RFR(S): 8228960: [TESTBUG] containers/docker/TestJcmdWithSideCar.java: jcmd reports main class as 'Unknown'
mikhailo.seledtsov at oracle.com
mikhailo.seledtsov at oracle.com
Mon Aug 26 19:32:36 UTC 2019
Hi David,
Thank you for review.
On 8/26/19 12:57 AM, David Holmes wrote:
> Hi Misha,
>
> On 24/08/2019 3:21 am, mikhailo.seledtsov at oracle.com wrote:
>> Finally got some time to work on this issue.
>> Since I have encountered problem using files for passing messages
>> between a container and a test driver (due to permissions), I looked
>> for alternative solutions. I am using the output of a container
>> process to signal when the main method has started, and it works.
>> This simplifies things quite a bit as well.
>>
>> Normally, we use OutputAnalyzer test utility to collect the whole
>> output once the process has completed, and then analyze the resulting
>> output for "contains some string", match, etc. However,
>> testutils/ProcessTools provides an API to consume the output as it is
>> produced. I am using this API to detect when the main() method of the
>> container has started.
>
> That seems reasonable. Do we want to make the following change to
> minimise unneeded output processing:
>
> private Consumer<String> outputConsumer = s -> {
> ! if (!mainMethodStarted &&
> s.contains(EventGeneratorLoop.MAIN_METHOD_STARTED)) {
> System.out.println("MainContainer: setting
> mainMethodStarted");
> mainMethodStarted = true;
> }
> };
Thank you for the suggestion. I will update the code accordingly.

BRIEF:
Rewrite the code review email from "On 8/26/19 12:57" to "bit as well.", replacing "test driver" with "test harness". The listing below comes from a source separate from the code review email.

DATASET SECTION:
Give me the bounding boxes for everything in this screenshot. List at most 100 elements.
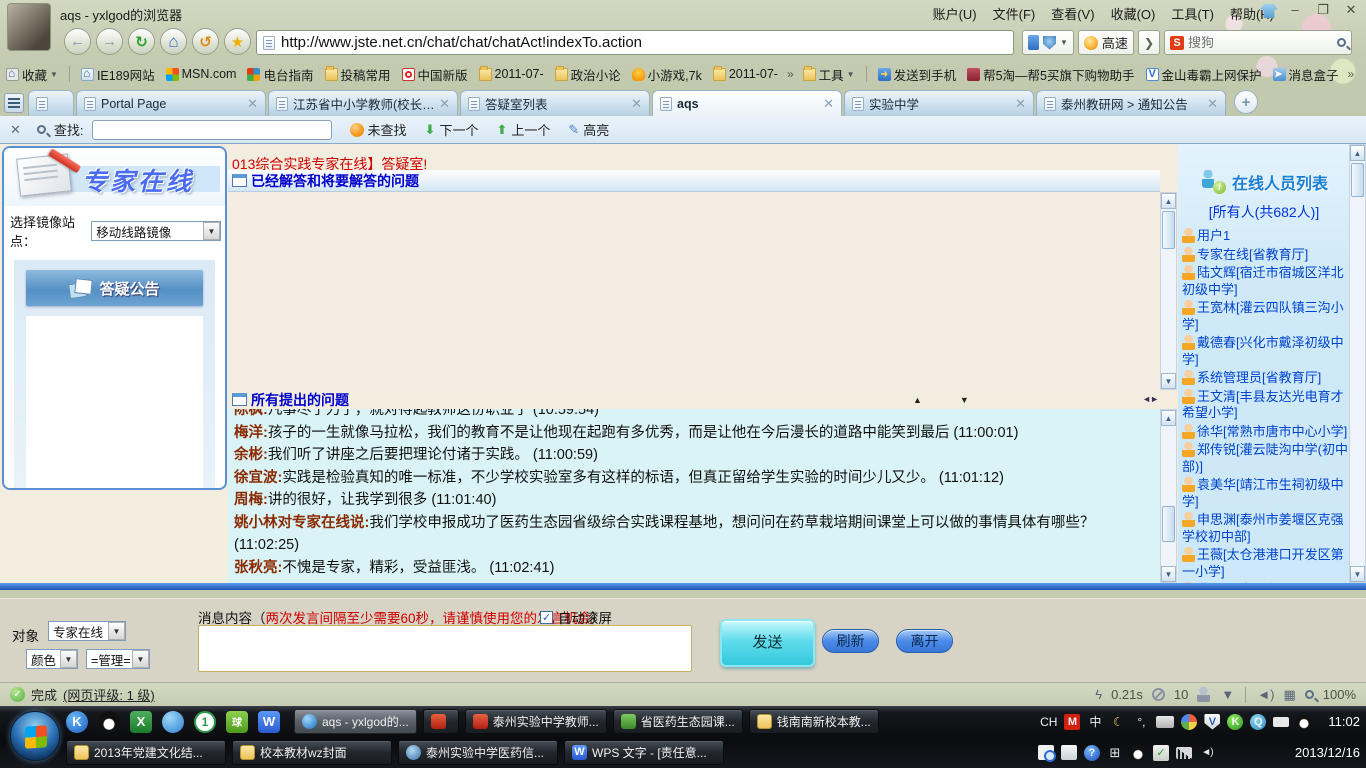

WRITTEN SOLUTION:
On 8/26/19 12:57 AM, David Holmes wrote:
> Hi Misha,
>
> On 24/08/2019 3:21 am, mikhailo.seledtsov at oracle.com wrote:
>> Finally got some time to work on this issue.
>> Since I have encountered problem using files for passing messages
>> between a container and a test harness (due to permissions), I looked
>> for alternative solutions. I am using the output of a container
>> process to signal when the main method has started, and it works.
>> This simplifies things quite a bit as well.